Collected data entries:
========

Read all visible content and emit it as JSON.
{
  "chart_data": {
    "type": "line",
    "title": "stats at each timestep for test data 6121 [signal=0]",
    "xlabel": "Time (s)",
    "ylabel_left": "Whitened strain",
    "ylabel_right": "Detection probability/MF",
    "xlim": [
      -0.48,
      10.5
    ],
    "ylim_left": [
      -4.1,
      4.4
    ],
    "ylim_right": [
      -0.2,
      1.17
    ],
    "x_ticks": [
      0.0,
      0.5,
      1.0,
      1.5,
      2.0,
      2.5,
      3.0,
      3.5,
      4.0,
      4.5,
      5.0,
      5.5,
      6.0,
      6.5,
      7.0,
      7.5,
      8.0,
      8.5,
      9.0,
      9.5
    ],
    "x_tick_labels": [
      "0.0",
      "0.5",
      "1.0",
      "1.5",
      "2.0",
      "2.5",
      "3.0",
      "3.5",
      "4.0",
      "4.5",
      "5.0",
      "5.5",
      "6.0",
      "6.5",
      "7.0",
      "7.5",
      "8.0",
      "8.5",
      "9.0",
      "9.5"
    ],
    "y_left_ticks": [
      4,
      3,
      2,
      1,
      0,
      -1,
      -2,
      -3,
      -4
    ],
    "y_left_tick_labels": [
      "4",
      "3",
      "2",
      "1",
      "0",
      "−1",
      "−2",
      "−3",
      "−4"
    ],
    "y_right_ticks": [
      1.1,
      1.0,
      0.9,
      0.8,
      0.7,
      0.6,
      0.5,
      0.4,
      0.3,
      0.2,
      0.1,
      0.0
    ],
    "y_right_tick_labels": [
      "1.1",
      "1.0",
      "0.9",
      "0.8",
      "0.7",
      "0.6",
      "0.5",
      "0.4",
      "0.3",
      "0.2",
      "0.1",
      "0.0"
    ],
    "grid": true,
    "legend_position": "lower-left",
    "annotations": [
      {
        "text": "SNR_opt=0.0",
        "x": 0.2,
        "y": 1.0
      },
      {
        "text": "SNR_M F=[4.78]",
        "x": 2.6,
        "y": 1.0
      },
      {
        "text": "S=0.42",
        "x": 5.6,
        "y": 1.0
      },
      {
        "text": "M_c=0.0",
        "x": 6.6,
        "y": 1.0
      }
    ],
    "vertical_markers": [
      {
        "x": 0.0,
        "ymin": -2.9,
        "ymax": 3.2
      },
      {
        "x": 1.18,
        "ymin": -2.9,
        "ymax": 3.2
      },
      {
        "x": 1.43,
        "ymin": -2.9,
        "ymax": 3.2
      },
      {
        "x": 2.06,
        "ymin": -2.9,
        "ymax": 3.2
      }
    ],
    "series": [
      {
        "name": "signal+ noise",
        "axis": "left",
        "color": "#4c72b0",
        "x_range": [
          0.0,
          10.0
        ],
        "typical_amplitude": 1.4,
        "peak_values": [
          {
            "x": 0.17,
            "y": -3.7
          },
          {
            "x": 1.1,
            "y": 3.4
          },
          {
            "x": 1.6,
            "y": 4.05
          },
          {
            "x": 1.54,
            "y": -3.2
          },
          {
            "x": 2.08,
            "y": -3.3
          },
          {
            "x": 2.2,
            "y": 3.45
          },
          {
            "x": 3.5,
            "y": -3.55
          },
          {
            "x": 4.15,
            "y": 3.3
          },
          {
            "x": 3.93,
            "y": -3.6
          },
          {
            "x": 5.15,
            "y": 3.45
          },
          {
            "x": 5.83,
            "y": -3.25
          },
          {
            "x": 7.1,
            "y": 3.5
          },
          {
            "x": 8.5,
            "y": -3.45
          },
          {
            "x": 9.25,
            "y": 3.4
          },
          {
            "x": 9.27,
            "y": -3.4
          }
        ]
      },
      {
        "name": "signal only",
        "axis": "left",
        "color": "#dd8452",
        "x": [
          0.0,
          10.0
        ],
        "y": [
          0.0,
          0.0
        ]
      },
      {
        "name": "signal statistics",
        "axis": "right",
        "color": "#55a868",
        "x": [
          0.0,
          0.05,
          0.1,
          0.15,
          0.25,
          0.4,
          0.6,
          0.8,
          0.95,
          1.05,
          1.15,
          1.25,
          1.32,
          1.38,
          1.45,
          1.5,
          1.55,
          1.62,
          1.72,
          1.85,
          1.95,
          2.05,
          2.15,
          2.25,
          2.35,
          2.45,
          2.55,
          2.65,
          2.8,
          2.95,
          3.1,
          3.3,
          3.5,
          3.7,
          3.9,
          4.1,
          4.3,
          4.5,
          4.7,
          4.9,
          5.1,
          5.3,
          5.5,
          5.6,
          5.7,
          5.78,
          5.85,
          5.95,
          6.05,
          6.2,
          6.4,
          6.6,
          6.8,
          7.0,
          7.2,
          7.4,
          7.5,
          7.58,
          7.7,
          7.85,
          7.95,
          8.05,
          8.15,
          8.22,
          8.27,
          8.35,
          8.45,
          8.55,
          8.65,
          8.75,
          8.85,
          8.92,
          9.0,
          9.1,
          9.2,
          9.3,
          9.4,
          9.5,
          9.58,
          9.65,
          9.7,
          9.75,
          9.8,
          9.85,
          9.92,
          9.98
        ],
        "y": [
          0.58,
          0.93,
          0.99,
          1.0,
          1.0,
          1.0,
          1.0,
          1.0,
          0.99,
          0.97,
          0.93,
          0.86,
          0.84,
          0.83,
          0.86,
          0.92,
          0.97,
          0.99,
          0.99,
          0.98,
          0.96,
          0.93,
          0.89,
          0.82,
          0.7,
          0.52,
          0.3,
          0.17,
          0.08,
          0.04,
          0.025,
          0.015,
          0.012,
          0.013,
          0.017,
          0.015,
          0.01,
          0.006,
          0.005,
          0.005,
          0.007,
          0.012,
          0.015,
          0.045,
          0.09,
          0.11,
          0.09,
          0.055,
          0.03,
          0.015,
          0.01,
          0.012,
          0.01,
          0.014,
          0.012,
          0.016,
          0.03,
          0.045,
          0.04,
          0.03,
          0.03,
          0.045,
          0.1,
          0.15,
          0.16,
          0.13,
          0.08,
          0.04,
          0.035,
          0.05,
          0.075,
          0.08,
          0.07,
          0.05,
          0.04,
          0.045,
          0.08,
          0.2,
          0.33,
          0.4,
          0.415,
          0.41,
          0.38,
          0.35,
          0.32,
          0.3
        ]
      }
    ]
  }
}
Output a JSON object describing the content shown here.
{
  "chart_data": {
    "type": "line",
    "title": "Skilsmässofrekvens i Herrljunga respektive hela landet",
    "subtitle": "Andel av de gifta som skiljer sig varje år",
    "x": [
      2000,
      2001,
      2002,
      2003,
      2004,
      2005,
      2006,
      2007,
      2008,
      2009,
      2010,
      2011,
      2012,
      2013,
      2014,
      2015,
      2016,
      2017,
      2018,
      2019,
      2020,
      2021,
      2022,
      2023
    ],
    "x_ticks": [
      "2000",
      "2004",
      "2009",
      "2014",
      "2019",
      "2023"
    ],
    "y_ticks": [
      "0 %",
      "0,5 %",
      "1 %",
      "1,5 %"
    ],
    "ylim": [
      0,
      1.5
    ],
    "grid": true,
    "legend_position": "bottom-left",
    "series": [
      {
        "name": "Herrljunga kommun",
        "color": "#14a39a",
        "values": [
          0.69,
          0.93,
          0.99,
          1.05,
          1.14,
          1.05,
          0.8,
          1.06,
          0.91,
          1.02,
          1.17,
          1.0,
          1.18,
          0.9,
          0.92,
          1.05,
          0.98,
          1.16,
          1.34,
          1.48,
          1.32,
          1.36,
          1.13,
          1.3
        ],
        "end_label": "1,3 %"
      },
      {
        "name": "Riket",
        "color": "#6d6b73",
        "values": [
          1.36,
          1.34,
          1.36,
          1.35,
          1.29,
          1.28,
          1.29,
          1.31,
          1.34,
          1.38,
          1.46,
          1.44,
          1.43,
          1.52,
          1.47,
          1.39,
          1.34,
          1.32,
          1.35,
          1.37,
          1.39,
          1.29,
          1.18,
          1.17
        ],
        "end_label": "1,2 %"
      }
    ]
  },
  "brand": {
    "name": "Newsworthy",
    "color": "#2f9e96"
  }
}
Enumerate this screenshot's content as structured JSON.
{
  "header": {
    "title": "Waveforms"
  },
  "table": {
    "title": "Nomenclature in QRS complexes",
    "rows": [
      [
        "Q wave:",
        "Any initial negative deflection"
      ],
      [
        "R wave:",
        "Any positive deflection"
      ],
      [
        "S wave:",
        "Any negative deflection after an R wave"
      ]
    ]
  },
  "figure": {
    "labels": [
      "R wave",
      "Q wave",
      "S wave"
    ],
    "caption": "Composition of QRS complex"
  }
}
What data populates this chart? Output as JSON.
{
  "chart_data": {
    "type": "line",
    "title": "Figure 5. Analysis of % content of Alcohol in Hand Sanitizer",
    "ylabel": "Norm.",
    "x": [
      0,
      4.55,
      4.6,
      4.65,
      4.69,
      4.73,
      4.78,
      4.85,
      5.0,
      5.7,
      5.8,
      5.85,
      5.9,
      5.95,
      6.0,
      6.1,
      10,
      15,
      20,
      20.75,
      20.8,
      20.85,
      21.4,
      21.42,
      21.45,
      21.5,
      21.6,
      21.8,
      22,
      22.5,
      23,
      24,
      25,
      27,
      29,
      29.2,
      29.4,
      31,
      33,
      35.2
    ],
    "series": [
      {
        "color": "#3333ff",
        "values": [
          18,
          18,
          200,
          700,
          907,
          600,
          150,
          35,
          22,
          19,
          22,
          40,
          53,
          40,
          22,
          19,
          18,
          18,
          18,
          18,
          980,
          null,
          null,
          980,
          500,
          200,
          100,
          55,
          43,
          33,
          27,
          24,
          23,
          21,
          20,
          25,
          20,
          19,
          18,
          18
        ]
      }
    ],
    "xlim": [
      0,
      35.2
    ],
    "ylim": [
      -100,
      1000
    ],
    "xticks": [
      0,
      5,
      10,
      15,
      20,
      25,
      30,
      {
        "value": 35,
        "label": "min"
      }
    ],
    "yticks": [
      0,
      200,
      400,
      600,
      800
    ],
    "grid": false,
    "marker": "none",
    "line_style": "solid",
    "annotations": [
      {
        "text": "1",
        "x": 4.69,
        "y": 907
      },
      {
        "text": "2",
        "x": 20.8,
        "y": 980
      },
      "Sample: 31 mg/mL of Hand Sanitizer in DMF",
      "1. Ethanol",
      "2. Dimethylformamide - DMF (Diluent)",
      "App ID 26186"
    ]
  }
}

========

(Required task)
Read the entries and select each line where the word "color" is found.

(Task result)
        "color": "#4c72b0",
        "color": "#dd8452",
        "color": "#55a868",
        "color": "#14a39a",
        "color": "#6d6b73",
    "color": "#2f9e96"
        "color": "#3333ff",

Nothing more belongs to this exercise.